* _Bagian Teks_
::::
PUJI – PUJIAN SETELAH ADZAN

Puji pujian Setelah Adzan

Salah satu tradisi yang melekat pada warga muslim Indonesia ialah puji – pujian yang di lantunkan setelah adzan. Hal ini dilakukan untuk menunggu kedatangan Imam dan warga masyarakat yang hendak shalat berjama’ah, baik di Masjid, Surau, atau Mushala. Pada umumnya, puji – pujian itu di lakukan bersama – sama. Bahkan, tidak jarang dengan menggunakan pengeras suara. Sedangkan yang dilantunkan dalam pujian – pujian itu berupa dzikir, doa, shalawat, syi’ir yang memuat kata – kata hikmah Untuk motivasi ibadah, serta sanjungan – sanjungan pada Allah SWT dan Rasulnya.

Pujian adalah sanjungan untuk Allah SWT. Dalam prakteknya, pujian bisa jadi kalimat yang mengandung pujian atau sanjungan. Namun, yang sering kita dengar adalah lantunan Shalawat Nabi dengan beragam nasyidnya. Kadang kita juga mendengar ungkapan ajaran/pesan moral dari walisongo, walaupun dengan bahasa yang kental.
::::
* _Data Tercatat_
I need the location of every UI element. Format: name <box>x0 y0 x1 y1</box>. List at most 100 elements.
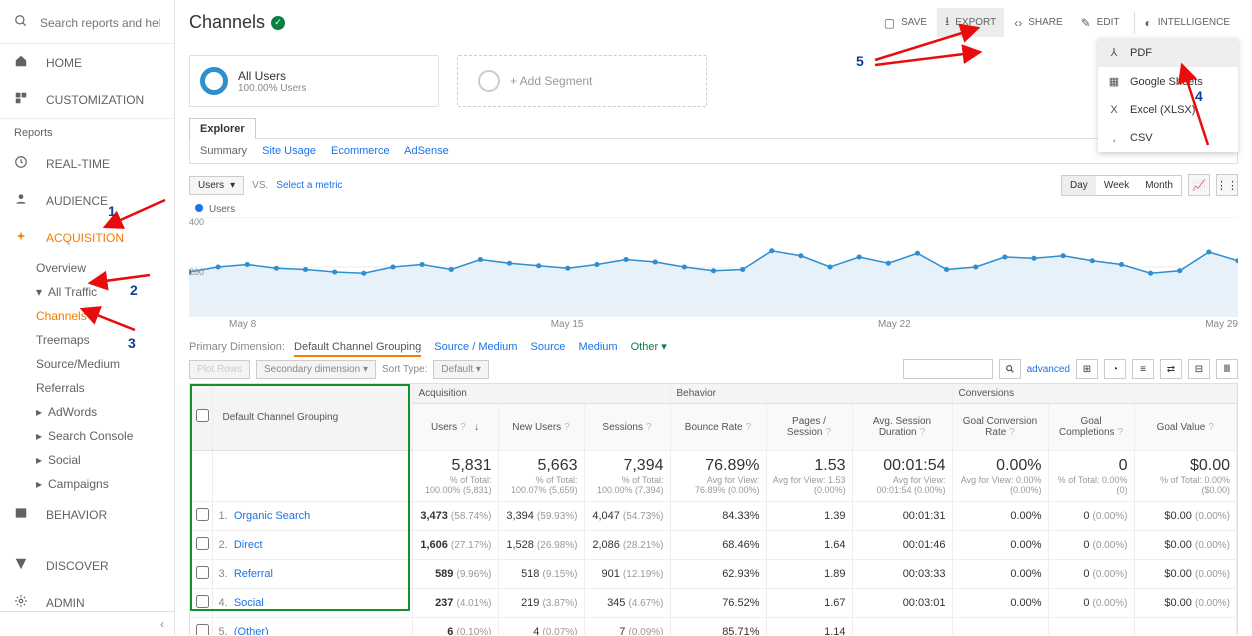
page-title: Channels ✓ <box>185 12 285 33</box>
sidebar-acq-sourcemedium[interactable]: Source/Medium <box>0 352 174 376</box>
table-row[interactable]: 4. Social 237 (4.01%) 219 (3.87%) 345 (4… <box>190 589 1237 618</box>
dim-default[interactable]: Default Channel Grouping <box>294 341 421 357</box>
period-month[interactable]: Month <box>1137 176 1181 195</box>
sidebar-discover[interactable]: DISCOVER <box>0 547 174 584</box>
dim-source-medium[interactable]: Source / Medium <box>434 341 517 353</box>
table-row[interactable]: 5. (Other) 6 (0.10%) 4 (0.07%) 7 (0.09%)… <box>190 618 1237 636</box>
sidebar-acq-adwords[interactable]: ▸AdWords <box>0 400 174 424</box>
col-users[interactable]: Users? ↓ <box>412 404 498 451</box>
sidebar-acquisition[interactable]: ACQUISITION <box>0 219 174 256</box>
view-pie-icon[interactable]: ◔ <box>1104 359 1126 379</box>
row-name-link[interactable]: Social <box>234 597 264 609</box>
period-day[interactable]: Day <box>1062 176 1096 195</box>
chart-type-line[interactable]: 📈 <box>1188 174 1210 196</box>
row-name-link[interactable]: Organic Search <box>234 510 310 522</box>
chart-xaxis: May 8May 15May 22May 29 <box>189 317 1238 330</box>
sidebar-acq-campaigns[interactable]: ▸Campaigns <box>0 472 174 496</box>
sidebar-acq-referrals[interactable]: Referrals <box>0 376 174 400</box>
view-comp-icon[interactable]: ⇄ <box>1160 359 1182 379</box>
export-sheets[interactable]: ▦Google Sheets <box>1098 67 1238 96</box>
col-gv[interactable]: Goal Value? <box>1134 404 1236 451</box>
main: Channels ✓ ▢SAVE ⭳EXPORT ‹›SHARE ✎EDIT ◐… <box>175 0 1252 635</box>
edit-button[interactable]: ✎EDIT <box>1073 12 1128 34</box>
table-row[interactable]: 3. Referral 589 (9.96%) 518 (9.15%) 901 … <box>190 560 1237 589</box>
sort-type-select[interactable]: Default ▾ <box>433 360 489 379</box>
export-csv[interactable]: ,CSV <box>1098 124 1238 152</box>
sidebar-home[interactable]: HOME <box>0 44 174 81</box>
person-icon <box>14 192 34 209</box>
view-table-icon[interactable]: ⊞ <box>1076 359 1098 379</box>
sidebar-search[interactable] <box>0 8 174 44</box>
row-name-link[interactable]: Direct <box>234 539 263 551</box>
row-name-link[interactable]: Referral <box>234 568 273 580</box>
subtab-ecommerce[interactable]: Ecommerce <box>331 145 390 157</box>
col-dcg[interactable]: Default Channel Grouping <box>212 384 412 451</box>
sidebar-realtime-label: REAL-TIME <box>46 157 110 171</box>
col-new-users[interactable]: New Users? <box>498 404 584 451</box>
export-button[interactable]: ⭳EXPORT <box>937 8 1004 37</box>
metric-select[interactable]: Users▾ <box>189 176 244 195</box>
sidebar-home-label: HOME <box>46 56 82 70</box>
add-segment[interactable]: + Add Segment <box>457 55 707 107</box>
view-perf-icon[interactable]: ≡ <box>1132 359 1154 379</box>
col-gcr[interactable]: Goal Conversion Rate? <box>952 404 1048 451</box>
dim-other[interactable]: Other ▾ <box>631 341 667 353</box>
plot-rows-btn[interactable]: Plot Rows <box>189 360 250 379</box>
sidebar-admin-label: ADMIN <box>46 596 85 610</box>
table-search-btn[interactable] <box>999 359 1021 379</box>
table-row[interactable]: 2. Direct 1,606 (27.17%) 1,528 (26.98%) … <box>190 531 1237 560</box>
sidebar-realtime[interactable]: REAL-TIME <box>0 145 174 182</box>
line-chart <box>189 217 1238 317</box>
select-metric-link[interactable]: Select a metric <box>276 180 342 191</box>
sidebar-customization[interactable]: CUSTOMIZATION <box>0 81 174 119</box>
chart-type-motion[interactable]: ⋮⋮ <box>1216 174 1238 196</box>
row-checkbox[interactable] <box>196 508 209 521</box>
sidebar-acq-treemaps[interactable]: Treemaps <box>0 328 174 352</box>
row-checkbox[interactable] <box>196 566 209 579</box>
table-row[interactable]: 1. Organic Search 3,473 (58.74%) 3,394 (… <box>190 502 1237 531</box>
row-checkbox[interactable] <box>196 624 209 635</box>
intelligence-button[interactable]: ◐INTELLIGENCE <box>1134 12 1239 34</box>
share-button[interactable]: ‹›SHARE <box>1006 12 1070 34</box>
sidebar-behavior[interactable]: BEHAVIOR <box>0 496 174 533</box>
dim-medium[interactable]: Medium <box>578 341 617 353</box>
legend-dot-icon <box>195 204 203 212</box>
export-pdf[interactable]: ⅄PDF <box>1098 38 1238 67</box>
segment-all-users[interactable]: All Users 100.00% Users <box>189 55 439 107</box>
advanced-link[interactable]: advanced <box>1027 364 1070 375</box>
sidebar-acq-social[interactable]: ▸Social <box>0 448 174 472</box>
period-week[interactable]: Week <box>1096 176 1137 195</box>
table-search-input[interactable] <box>903 359 993 379</box>
view-pivot-icon[interactable]: ⊟ <box>1188 359 1210 379</box>
tab-explorer[interactable]: Explorer <box>189 118 256 139</box>
sidebar-acq-channels[interactable]: Channels <box>0 304 174 328</box>
select-all-checkbox[interactable] <box>196 409 209 422</box>
subtab-summary[interactable]: Summary <box>200 145 247 157</box>
export-xlsx[interactable]: XExcel (XLSX) <box>1098 96 1238 124</box>
sidebar-acq-alltraffic[interactable]: ▾All Traffic <box>0 280 174 304</box>
col-bounce[interactable]: Bounce Rate? <box>670 404 766 451</box>
sidebar-collapse[interactable]: ‹ <box>0 611 174 635</box>
subtab-site-usage[interactable]: Site Usage <box>262 145 316 157</box>
row-checkbox[interactable] <box>196 537 209 550</box>
col-sessions[interactable]: Sessions? <box>584 404 670 451</box>
row-name-link[interactable]: (Other) <box>234 626 269 635</box>
row-checkbox[interactable] <box>196 595 209 608</box>
secondary-dimension-btn[interactable]: Secondary dimension ▾ <box>256 360 376 379</box>
sidebar-audience[interactable]: AUDIENCE <box>0 182 174 219</box>
top-actions: ▢SAVE ⭳EXPORT ‹›SHARE ✎EDIT ◐INTELLIGENC… <box>876 8 1238 37</box>
subtab-adsense[interactable]: AdSense <box>404 145 449 157</box>
sidebar-customization-label: CUSTOMIZATION <box>46 93 144 107</box>
search-input[interactable] <box>40 16 160 30</box>
discover-icon <box>14 557 34 574</box>
sidebar-discover-label: DISCOVER <box>46 559 109 573</box>
col-gc[interactable]: Goal Completions? <box>1048 404 1134 451</box>
dim-source[interactable]: Source <box>531 341 566 353</box>
save-button[interactable]: ▢SAVE <box>876 12 935 34</box>
vs-label: VS. <box>252 180 268 191</box>
view-extra-icon[interactable]: Ⅲ <box>1216 359 1238 379</box>
col-asd[interactable]: Avg. Session Duration? <box>852 404 952 451</box>
sidebar-acq-searchconsole[interactable]: ▸Search Console <box>0 424 174 448</box>
col-pps[interactable]: Pages / Session? <box>766 404 852 451</box>
sidebar-acq-overview[interactable]: Overview <box>0 256 174 280</box>
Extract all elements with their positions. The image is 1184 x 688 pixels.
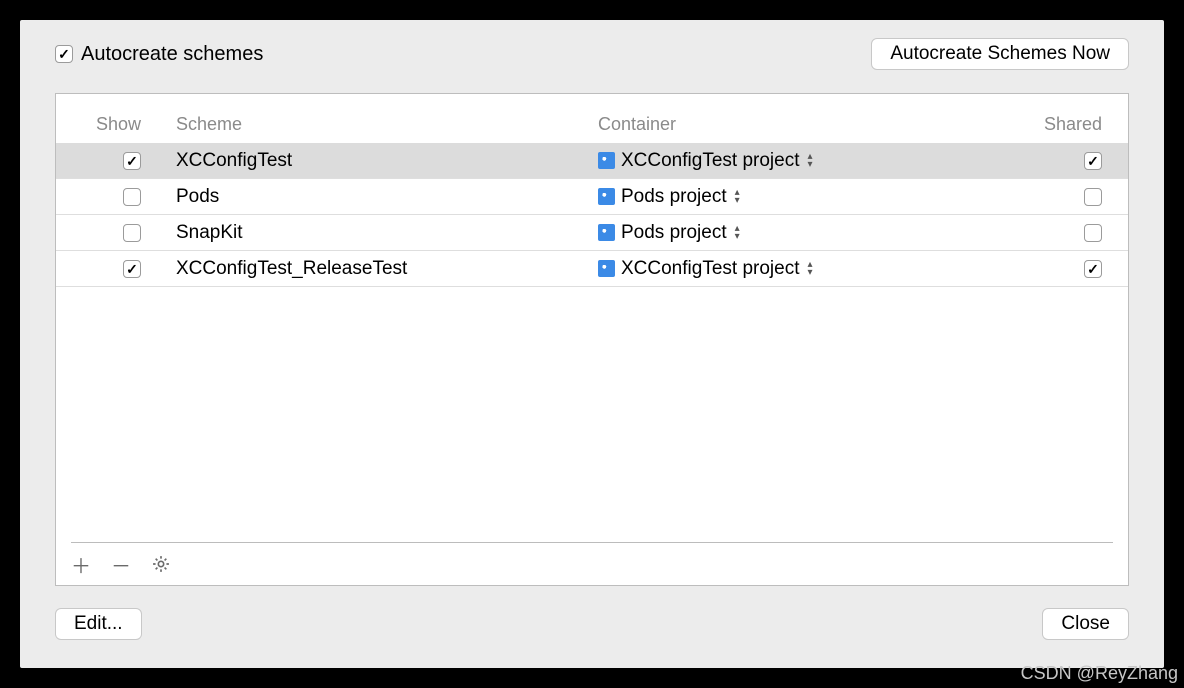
table-row[interactable]: SnapKit Pods project bbox=[56, 215, 1128, 251]
shared-checkbox[interactable] bbox=[1084, 224, 1102, 242]
show-checkbox[interactable] bbox=[123, 224, 141, 242]
edit-button[interactable]: Edit... bbox=[55, 608, 142, 640]
project-icon bbox=[598, 152, 615, 169]
scheme-name: XCConfigTest_ReleaseTest bbox=[166, 258, 598, 280]
container-label: XCConfigTest project bbox=[621, 258, 799, 280]
panel-toolbar: ＋ － bbox=[56, 543, 1128, 585]
container-label: Pods project bbox=[621, 222, 727, 244]
container-select[interactable]: Pods project bbox=[598, 186, 1028, 208]
table-row[interactable]: XCConfigTest_ReleaseTest XCConfigTest pro… bbox=[56, 251, 1128, 287]
scheme-name: SnapKit bbox=[166, 222, 598, 244]
header-shared[interactable]: Shared bbox=[1028, 114, 1128, 135]
show-checkbox[interactable] bbox=[123, 260, 141, 278]
table-row[interactable]: XCConfigTest XCConfigTest project bbox=[56, 143, 1128, 179]
project-icon bbox=[598, 260, 615, 277]
container-select[interactable]: XCConfigTest project bbox=[598, 150, 1028, 172]
chevron-updown-icon bbox=[807, 152, 819, 170]
project-icon bbox=[598, 188, 615, 205]
container-select[interactable]: Pods project bbox=[598, 222, 1028, 244]
scheme-actions-button[interactable] bbox=[150, 553, 172, 575]
show-checkbox[interactable] bbox=[123, 152, 141, 170]
table-row[interactable]: Pods Pods project bbox=[56, 179, 1128, 215]
shared-checkbox[interactable] bbox=[1084, 152, 1102, 170]
show-checkbox[interactable] bbox=[123, 188, 141, 206]
manage-schemes-dialog: Autocreate schemes Autocreate Schemes No… bbox=[20, 20, 1164, 668]
project-icon bbox=[598, 224, 615, 241]
header-show[interactable]: Show bbox=[56, 114, 166, 135]
chevron-updown-icon bbox=[735, 188, 747, 206]
shared-checkbox[interactable] bbox=[1084, 188, 1102, 206]
column-headers: Show Scheme Container Shared bbox=[56, 94, 1128, 143]
dialog-footer: Edit... Close bbox=[55, 608, 1129, 640]
container-select[interactable]: XCConfigTest project bbox=[598, 258, 1028, 280]
add-scheme-button[interactable]: ＋ bbox=[70, 553, 92, 575]
remove-scheme-button[interactable]: － bbox=[110, 553, 132, 575]
scheme-name: XCConfigTest bbox=[166, 150, 598, 172]
topbar: Autocreate schemes Autocreate Schemes No… bbox=[20, 20, 1164, 84]
autocreate-schemes-now-button[interactable]: Autocreate Schemes Now bbox=[871, 38, 1129, 70]
chevron-updown-icon bbox=[807, 260, 819, 278]
schemes-panel: Show Scheme Container Shared XCConfigTes… bbox=[55, 93, 1129, 586]
header-scheme[interactable]: Scheme bbox=[166, 114, 598, 135]
shared-checkbox[interactable] bbox=[1084, 260, 1102, 278]
schemes-list: XCConfigTestXCConfigTest projectPodsPods… bbox=[56, 143, 1128, 343]
autocreate-schemes-option[interactable]: Autocreate schemes bbox=[55, 43, 263, 66]
chevron-updown-icon bbox=[735, 224, 747, 242]
autocreate-schemes-label: Autocreate schemes bbox=[81, 43, 263, 66]
header-container[interactable]: Container bbox=[598, 114, 1028, 135]
container-label: XCConfigTest project bbox=[621, 150, 799, 172]
autocreate-schemes-checkbox[interactable] bbox=[55, 45, 73, 63]
container-label: Pods project bbox=[621, 186, 727, 208]
close-button[interactable]: Close bbox=[1042, 608, 1129, 640]
scheme-name: Pods bbox=[166, 186, 598, 208]
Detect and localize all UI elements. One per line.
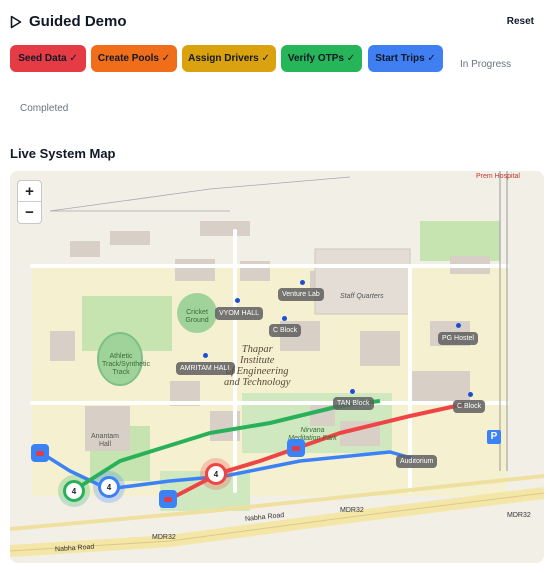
label-auditorium[interactable]: Auditorium [396, 455, 438, 468]
label-c-block[interactable]: C Block [269, 324, 302, 337]
label-mdr32-east: MDR32 [507, 512, 531, 519]
header: Guided Demo Reset [10, 12, 544, 34]
label-mdr32-west: MDR32 [152, 534, 176, 541]
in-progress-label: In Progress [460, 59, 512, 70]
label-prem-hospital: Prem Hospital [476, 173, 520, 180]
start-trips-button[interactable]: Start Trips ✓ [368, 45, 443, 72]
label-vyom-hall[interactable]: VYOM HALL [215, 307, 264, 320]
location-pin [203, 353, 208, 358]
live-system-map[interactable]: + − Venture Lab VYOM HALL C Block PG Hos… [10, 171, 544, 563]
parking-icon: P [487, 430, 501, 444]
location-pin [235, 298, 240, 303]
location-pin [468, 392, 473, 397]
label-tan-block[interactable]: TAN Block [333, 397, 374, 410]
zoom-out-button[interactable]: − [18, 202, 41, 223]
label-pg-hostel[interactable]: PG Hostel [438, 332, 478, 345]
location-pin [300, 280, 305, 285]
seed-data-button[interactable]: Seed Data ✓ [10, 45, 86, 72]
pool-marker-blue[interactable]: 4 [98, 476, 120, 498]
label-c-block-2[interactable]: C Block [453, 400, 486, 413]
pool-marker-green[interactable]: 4 [63, 480, 85, 502]
location-pin [350, 389, 355, 394]
label-staff-quarters: Staff Quarters [340, 293, 384, 300]
location-pin [282, 316, 287, 321]
zoom-in-button[interactable]: + [18, 181, 41, 202]
reset-button[interactable]: Reset [507, 14, 534, 30]
label-anantam-hall: Anantam Hall [90, 433, 120, 448]
completed-label: Completed [20, 103, 69, 114]
verify-otps-button[interactable]: Verify OTPs ✓ [281, 45, 362, 72]
location-pin [456, 323, 461, 328]
car-icon[interactable] [287, 439, 305, 457]
label-athletic-track: Athletic Track/Synthetic Track [102, 353, 150, 376]
assign-drivers-button[interactable]: Assign Drivers ✓ [182, 45, 276, 72]
demo-steps: Seed Data ✓ Create Pools ✓ Assign Driver… [10, 45, 544, 73]
create-pools-button[interactable]: Create Pools ✓ [91, 45, 177, 72]
page-title: Guided Demo [29, 13, 127, 30]
label-venture-lab[interactable]: Venture Lab [278, 288, 324, 301]
car-icon[interactable] [159, 490, 177, 508]
pool-marker-red[interactable]: 4 [205, 463, 227, 485]
label-mdr32-middle: MDR32 [340, 507, 364, 514]
car-icon[interactable] [31, 444, 49, 462]
label-cricket-ground: Cricket Ground [185, 309, 209, 324]
zoom-control: + − [17, 180, 42, 224]
play-icon [10, 15, 22, 29]
campus-name: Thapar Institute of Engineering and Tech… [224, 344, 291, 388]
map-heading: Live System Map [10, 146, 116, 161]
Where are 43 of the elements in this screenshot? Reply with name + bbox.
::::
* _Set Latihan_
**1.** Ketik ulang bagian teks tentang puji-pujian setelah adzan dari "Puji pujian Setelah" sampai "SWT dan Rasulnya." tanpa mengubah satu huruf pun.
**2.** Tuliskan kembali baris-baris dalam entri dari baris yang memuat "label-auditorium[interactable]: Auditorium [396, 455, 438, 468]" sampai baris yang memuat "demo-steps: Seed Data", termasuk kedua baris itu, tanpa perubahan apa pun.
Entri-entri ini tidak ada hubungannya dengan teks tentang puji-pujian setelah adzan.

* _Jawaban Berurutan_
**1.**
Puji pujian Setelah Adzan

Salah satu tradisi yang melekat pada warga muslim Indonesia ialah puji – pujian yang di lantunkan setelah adzan. Hal ini dilakukan untuk menunggu kedatangan Imam dan warga masyarakat yang hendak shalat berjama’ah, baik di Masjid, Surau, atau Mushala. Pada umumnya, puji – pujian itu di lakukan bersama – sama. Bahkan, tidak jarang dengan menggunakan pengeras suara. Sedangkan yang dilantunkan dalam pujian – pujian itu berupa dzikir, doa, shalawat, syi’ir yang memuat kata – kata hikmah Untuk motivasi ibadah, serta sanjungan – sanjungan pada Allah SWT dan Rasulnya.

**2.**
label-auditorium[interactable]: Auditorium [396, 455, 438, 468]
label-c-block[interactable]: C Block [269, 324, 302, 337]
label-mdr32-east: MDR32 [507, 512, 531, 519]
header: Guided Demo Reset [10, 12, 544, 34]
label-mdr32-west: MDR32 [152, 534, 176, 541]
in-progress-label: In Progress [460, 59, 512, 70]
label-prem-hospital: Prem Hospital [476, 173, 520, 180]
start-trips-button[interactable]: Start Trips ✓ [368, 45, 443, 72]
label-vyom-hall[interactable]: VYOM HALL [215, 307, 264, 320]
location-pin [203, 353, 208, 358]
live-system-map[interactable]: + − Venture Lab VYOM HALL C Block PG Hos… [10, 171, 544, 563]
parking-icon: P [487, 430, 501, 444]
location-pin [235, 298, 240, 303]
location-pin [468, 392, 473, 397]
label-tan-block[interactable]: TAN Block [333, 397, 374, 410]
zoom-out-button[interactable]: − [18, 202, 41, 223]
label-pg-hostel[interactable]: PG Hostel [438, 332, 478, 345]
location-pin [300, 280, 305, 285]
seed-data-button[interactable]: Seed Data ✓ [10, 45, 86, 72]
pool-marker-blue[interactable]: 4 [98, 476, 120, 498]
label-c-block-2[interactable]: C Block [453, 400, 486, 413]
pool-marker-green[interactable]: 4 [63, 480, 85, 502]
location-pin [350, 389, 355, 394]
label-staff-quarters: Staff Quarters [340, 293, 384, 300]
location-pin [282, 316, 287, 321]
zoom-in-button[interactable]: + [18, 181, 41, 202]
reset-button[interactable]: Reset [507, 14, 534, 30]
label-anantam-hall: Anantam Hall [90, 433, 120, 448]
completed-label: Completed [20, 103, 69, 114]
verify-otps-button[interactable]: Verify OTPs ✓ [281, 45, 362, 72]
location-pin [456, 323, 461, 328]
car-icon[interactable] [287, 439, 305, 457]
label-athletic-track: Athletic Track/Synthetic Track [102, 353, 150, 376]
assign-drivers-button[interactable]: Assign Drivers ✓ [182, 45, 276, 72]
demo-steps: Seed Data ✓ Create Pools ✓ Assign Driver… [10, 45, 544, 73]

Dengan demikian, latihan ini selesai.